## Extracted records
^^^^^^^^^^^^^^^^
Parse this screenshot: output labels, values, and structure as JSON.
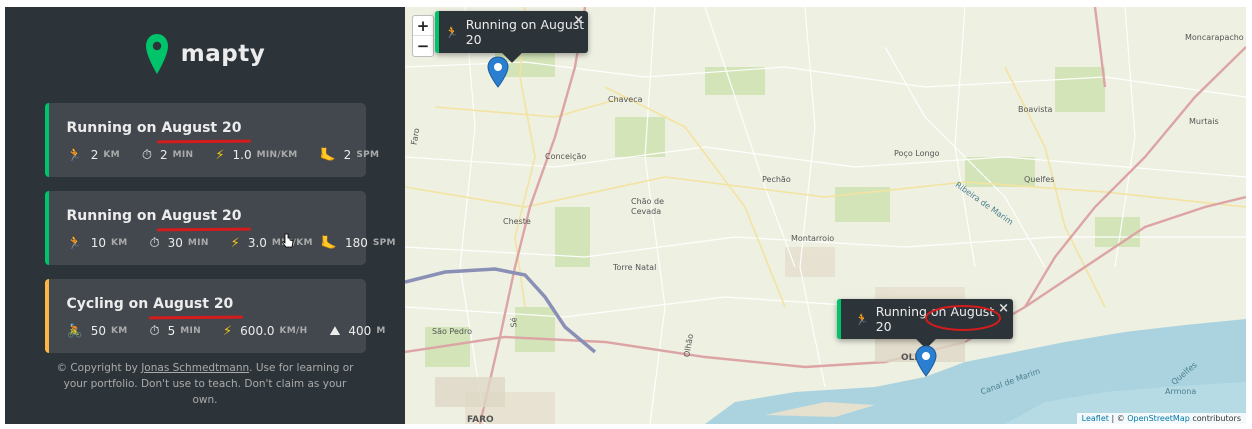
{
  "colors": {
    "sidebar_bg": "#2d3439",
    "card_bg": "#42484d",
    "running": "#00c46a",
    "cycling": "#ffb545",
    "annotation_red": "#d41c1c"
  },
  "sidebar": {
    "logo": {
      "icon": "map-pin-icon",
      "text": "mapty"
    },
    "workouts": [
      {
        "type": "running",
        "title_prefix": "Running on ",
        "title_date": "August 20",
        "details": [
          {
            "icon": "runner-icon",
            "value": "2",
            "unit": "KM"
          },
          {
            "icon": "stopwatch-icon",
            "value": "2",
            "unit": "MIN"
          },
          {
            "icon": "lightning-icon",
            "value": "1.0",
            "unit": "MIN/KM"
          },
          {
            "icon": "footprint-icon",
            "value": "2",
            "unit": "SPM"
          }
        ]
      },
      {
        "type": "running",
        "title_prefix": "Running on ",
        "title_date": "August 20",
        "details": [
          {
            "icon": "runner-icon",
            "value": "10",
            "unit": "KM"
          },
          {
            "icon": "stopwatch-icon",
            "value": "30",
            "unit": "MIN"
          },
          {
            "icon": "lightning-icon",
            "value": "3.0",
            "unit": "MIN/KM"
          },
          {
            "icon": "footprint-icon",
            "value": "180",
            "unit": "SPM"
          }
        ]
      },
      {
        "type": "cycling",
        "title_prefix": "Cycling on ",
        "title_date": "August 20",
        "details": [
          {
            "icon": "cyclist-icon",
            "value": "50",
            "unit": "KM"
          },
          {
            "icon": "stopwatch-icon",
            "value": "5",
            "unit": "MIN"
          },
          {
            "icon": "lightning-icon",
            "value": "600.0",
            "unit": "KM/H"
          },
          {
            "icon": "mountain-icon",
            "value": "400",
            "unit": "M"
          }
        ]
      }
    ],
    "copyright": {
      "prefix": "© Copyright by ",
      "link": "Jonas Schmedtmann",
      "suffix": ". Use for learning or your portfolio. Don't use to teach. Don't claim as your own."
    }
  },
  "map": {
    "zoom_in": "+",
    "zoom_out": "−",
    "popups": [
      {
        "icon": "runner-icon",
        "text": "Running on August 20",
        "close": "×"
      },
      {
        "icon": "runner-icon",
        "text_prefix": "Running on ",
        "text_date": "August 20",
        "close": "×"
      }
    ],
    "places": [
      "Chaveca",
      "Conceição",
      "Faro",
      "Chão de",
      "Cevada",
      "Pechão",
      "Poço Longo",
      "Boavista",
      "Murtais",
      "Quelfes",
      "Moncarapacho",
      "Montarroio",
      "Torre Natal",
      "São Pedro",
      "Sé",
      "FARO",
      "OLHÃO",
      "Armona",
      "Ribeira de Marim",
      "Canal de Marim",
      "Olhão",
      "Cheste",
      "Quelfes"
    ],
    "attribution": {
      "leaflet": "Leaflet",
      "sep": " | © ",
      "osm": "OpenStreetMap",
      "suffix": " contributors"
    }
  }
}
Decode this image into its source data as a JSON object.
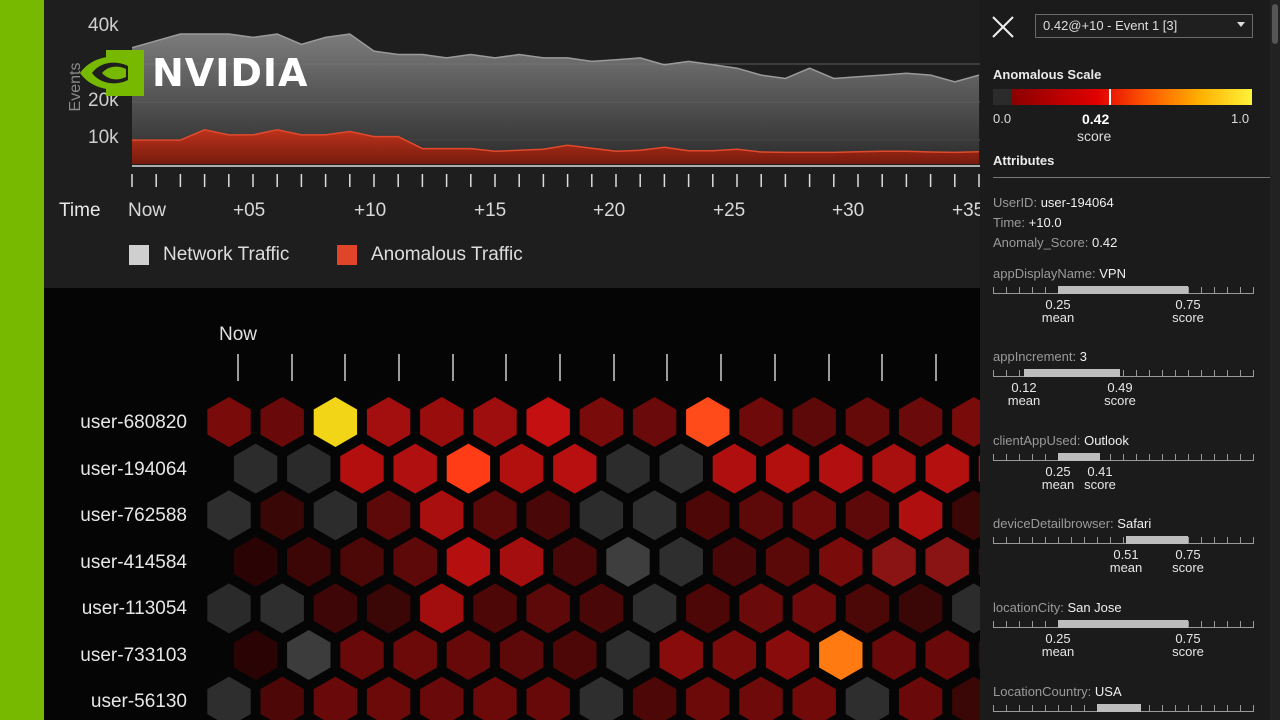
^^^^^^^^^^^^^^^^
## Direction
Each line in the entries above that includes the string "this" should be extracted.

## Exercise output
Parse this screenshot: output labels, values, and structure as JSON.
Decode this image into its source data as a JSON object.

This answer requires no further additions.